* START Working data *

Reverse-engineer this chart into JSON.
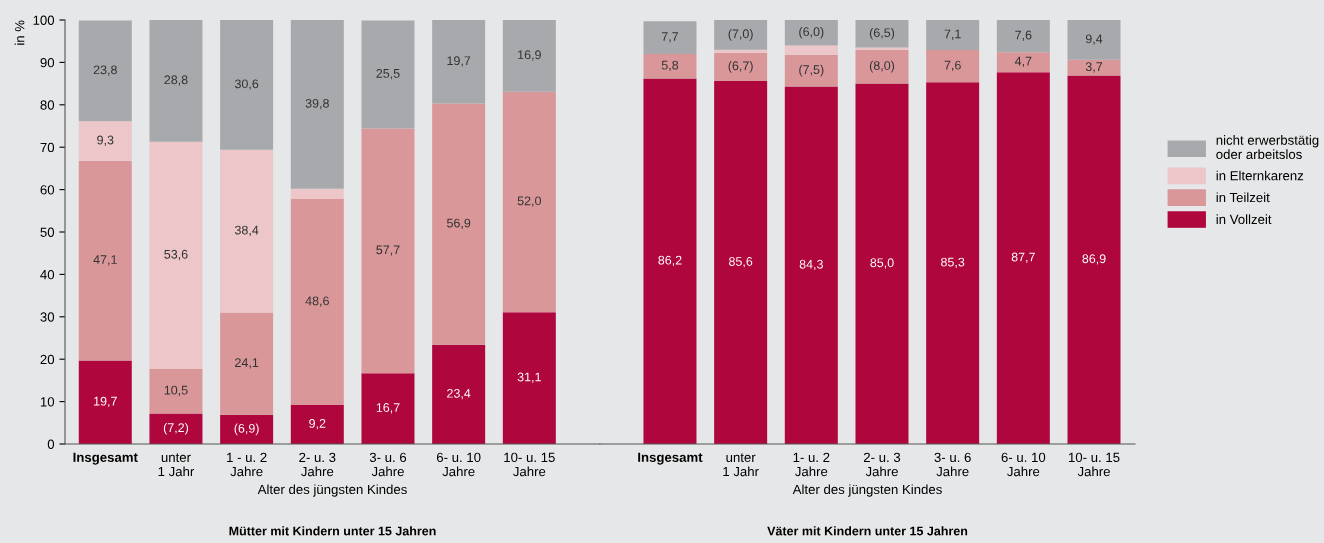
{
  "chart_data": [
    {
      "type": "bar",
      "stacked": true,
      "title": "Mütter mit Kindern unter 15 Jahren",
      "xlabel": "Alter des jüngsten Kindes",
      "ylabel": "in %",
      "categories": [
        "Insgesamt",
        "unter\n1 Jahr",
        "1 - u. 2\nJahre",
        "2- u. 3\nJahre",
        "3- u. 6\nJahre",
        "6- u. 10\nJahre",
        "10- u. 15\nJahre"
      ],
      "ylim": [
        0,
        100
      ],
      "yticks": [
        0,
        10,
        20,
        30,
        40,
        50,
        60,
        70,
        80,
        90,
        100
      ],
      "legend": false,
      "series": [
        {
          "color": "#b0063e",
          "values": [
            19.7,
            7.2,
            6.9,
            9.2,
            16.7,
            23.4,
            31.1
          ],
          "value_labels": [
            "19,7",
            "(7,2)",
            "(6,9)",
            "9,2",
            "16,7",
            "23,4",
            "31,1"
          ]
        },
        {
          "color": "#d9979a",
          "values": [
            47.1,
            10.5,
            24.1,
            48.6,
            57.7,
            56.9,
            52.0
          ],
          "value_labels": [
            "47,1",
            "10,5",
            "24,1",
            "48,6",
            "57,7",
            "56,9",
            "52,0"
          ]
        },
        {
          "color": "#ecc6c8",
          "values": [
            9.3,
            53.6,
            38.4,
            2.4,
            null,
            null,
            null
          ],
          "value_labels": [
            "9,3",
            "53,6",
            "38,4",
            null,
            null,
            null,
            null
          ]
        },
        {
          "color": "#a7a9ac",
          "values": [
            23.8,
            28.8,
            30.6,
            39.8,
            25.5,
            19.7,
            16.9
          ],
          "value_labels": [
            "23,8",
            "28,8",
            "30,6",
            "39,8",
            "25,5",
            "19,7",
            "16,9"
          ]
        }
      ]
    },
    {
      "type": "bar",
      "stacked": true,
      "title": "Väter mit Kindern unter 15 Jahren",
      "xlabel": "Alter des jüngsten Kindes",
      "categories": [
        "Insgesamt",
        "unter\n1 Jahr",
        "1- u. 2\nJahre",
        "2- u. 3\nJahre",
        "3- u. 6\nJahre",
        "6- u. 10\nJahre",
        "10- u. 15\nJahre"
      ],
      "ylim": [
        0,
        100
      ],
      "tick_labels": "x",
      "legend": "right",
      "series": [
        {
          "name": "in Vollzeit",
          "color": "#b0063e",
          "values": [
            86.2,
            85.6,
            84.3,
            85.0,
            85.3,
            87.7,
            86.9
          ],
          "value_labels": [
            "86,2",
            "85,6",
            "84,3",
            "85,0",
            "85,3",
            "87,7",
            "86,9"
          ]
        },
        {
          "name": "in Teilzeit",
          "color": "#d9979a",
          "values": [
            5.8,
            6.7,
            7.5,
            8.0,
            7.6,
            4.7,
            3.7
          ],
          "value_labels": [
            "5,8",
            "(6,7)",
            "(7,5)",
            "(8,0)",
            "7,6",
            "4,7",
            "3,7"
          ]
        },
        {
          "name": "in Elternkarenz",
          "color": "#ecc6c8",
          "values": [
            null,
            0.7,
            2.2,
            0.5,
            null,
            null,
            null
          ],
          "value_labels": [
            null,
            null,
            null,
            null,
            null,
            null,
            null
          ]
        },
        {
          "name": "nicht erwerbstätig\noder arbeitslos",
          "color": "#a7a9ac",
          "values": [
            7.7,
            7.0,
            6.0,
            6.5,
            7.1,
            7.6,
            9.4
          ],
          "value_labels": [
            "7,7",
            "(7,0)",
            "(6,0)",
            "(6,5)",
            "7,1",
            "7,6",
            "9,4"
          ]
        }
      ]
    }
  ]
}
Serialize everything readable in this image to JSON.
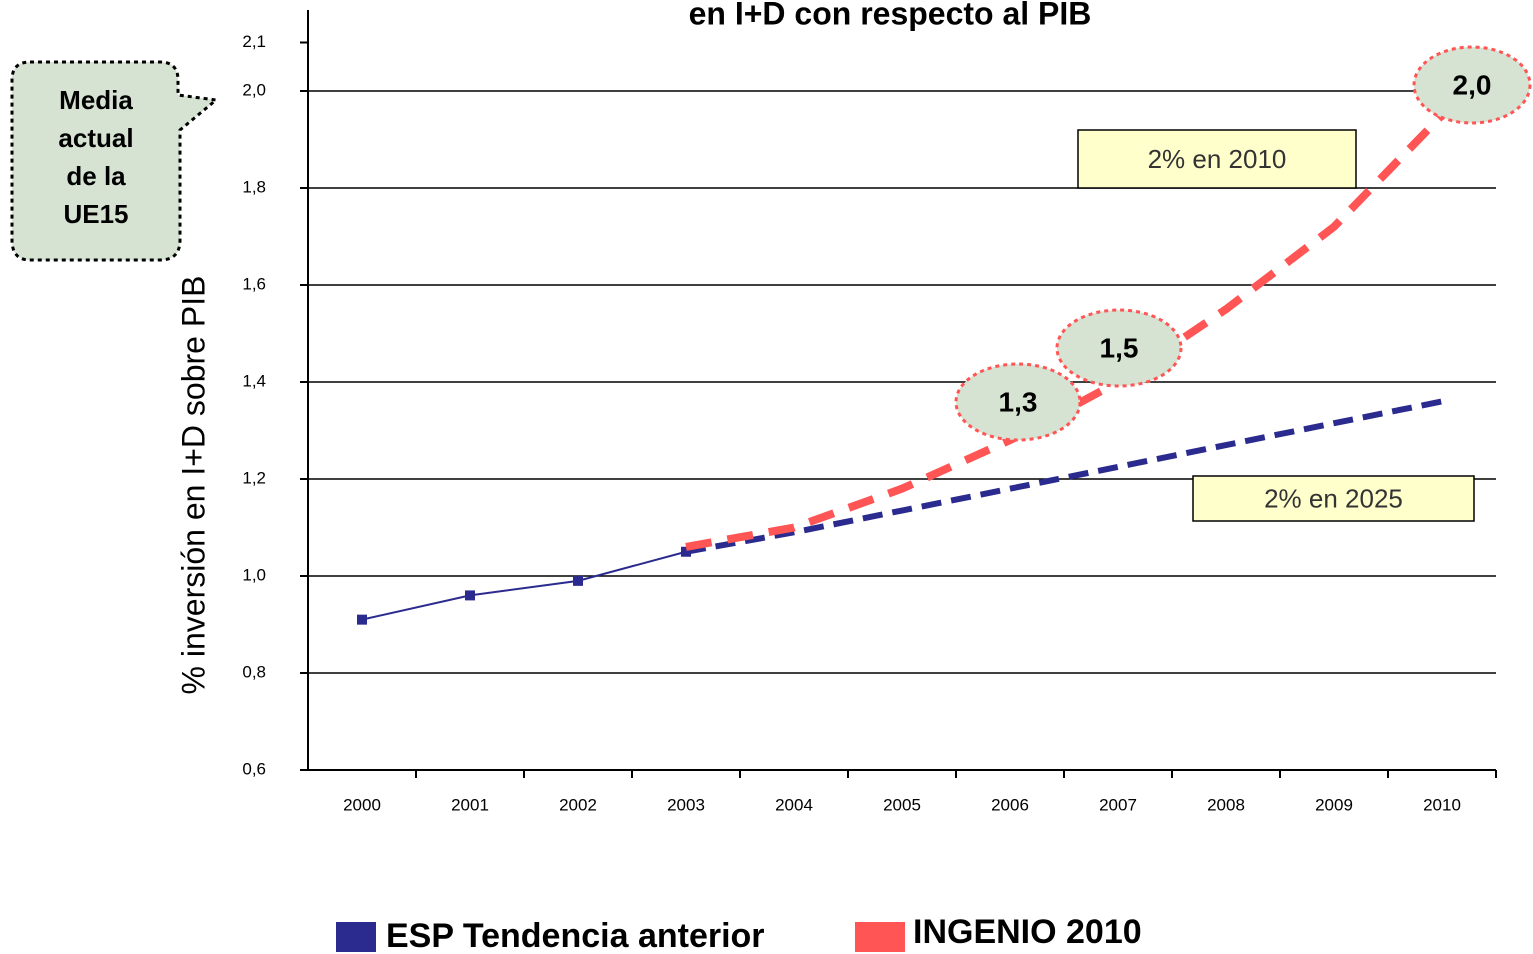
{
  "chart_data": {
    "type": "line",
    "title": "en I+D con respecto al PIB",
    "y_label": "% inversión en I+D sobre PIB",
    "categories": [
      "2000",
      "2001",
      "2002",
      "2003",
      "2004",
      "2005",
      "2006",
      "2007",
      "2008",
      "2009",
      "2010"
    ],
    "series": [
      {
        "name": "ESP Tendencia anterior",
        "color": "#2b2b8f",
        "dashed_from": "2003",
        "values": [
          0.91,
          0.96,
          0.99,
          1.05,
          1.09,
          1.135,
          1.18,
          1.225,
          1.27,
          1.315,
          1.36
        ]
      },
      {
        "name": "INGENIO 2010",
        "color": "#ff5555",
        "dashed_from": "2003",
        "values": [
          null,
          null,
          null,
          1.06,
          1.1,
          1.18,
          1.28,
          1.4,
          1.55,
          1.72,
          1.95
        ]
      }
    ],
    "ylim": [
      0.6,
      2.1
    ],
    "yticks": [
      {
        "value": 0.6,
        "label": "0,6"
      },
      {
        "value": 0.8,
        "label": "0,8"
      },
      {
        "value": 1.0,
        "label": "1,0"
      },
      {
        "value": 1.2,
        "label": "1,2"
      },
      {
        "value": 1.4,
        "label": "1,4"
      },
      {
        "value": 1.6,
        "label": "1,6"
      },
      {
        "value": 1.8,
        "label": "1,8"
      },
      {
        "value": 2.0,
        "label": "2,0"
      },
      {
        "value": 2.1,
        "label": "2,1"
      }
    ],
    "grid": true,
    "legend": "bottom",
    "bubbles": [
      "1,3",
      "1,5",
      "2,0"
    ],
    "boxes": [
      "2% en 2010",
      "2% en 2025"
    ],
    "callout": [
      "Media",
      "actual",
      "de la",
      "UE15"
    ]
  }
}
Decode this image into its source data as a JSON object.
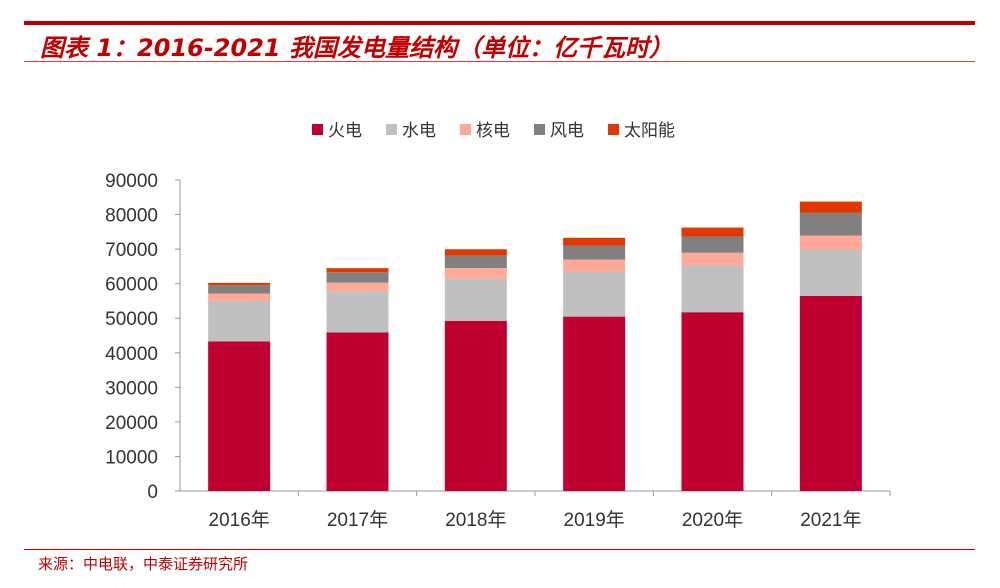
{
  "header": {
    "title": "图表 1：2016-2021 我国发电量结构（单位：亿千瓦时）"
  },
  "footer": {
    "source": "来源：中电联，中泰证券研究所"
  },
  "chart_data": {
    "type": "bar",
    "stacked": true,
    "categories": [
      "2016年",
      "2017年",
      "2018年",
      "2019年",
      "2020年",
      "2021年"
    ],
    "series": [
      {
        "name": "火电",
        "color": "#c00030",
        "values": [
          43273,
          45877,
          49249,
          50465,
          51743,
          56463
        ]
      },
      {
        "name": "水电",
        "color": "#c0c0c0",
        "values": [
          11748,
          11931,
          12321,
          13021,
          13552,
          13401
        ]
      },
      {
        "name": "核电",
        "color": "#ffa898",
        "values": [
          2132,
          2481,
          2944,
          3487,
          3662,
          4075
        ]
      },
      {
        "name": "风电",
        "color": "#808080",
        "values": [
          2409,
          3034,
          3660,
          4057,
          4665,
          6556
        ]
      },
      {
        "name": "太阳能",
        "color": "#e03800",
        "values": [
          665,
          1166,
          1775,
          2238,
          2611,
          3259
        ]
      }
    ],
    "ylim": [
      0,
      90000
    ],
    "yticks": [
      "0",
      "10000",
      "20000",
      "30000",
      "40000",
      "50000",
      "60000",
      "70000",
      "80000",
      "90000"
    ],
    "legend": "top",
    "grid": false
  }
}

* END Working data *

What to produce –
Your task is to gather every line with the word "unter" and copy it.

Output of the task –
      "title": "Mütter mit Kindern unter 15 Jahren",
        "unter\n1 Jahr",
      "title": "Väter mit Kindern unter 15 Jahren",
        "unter\n1 Jahr",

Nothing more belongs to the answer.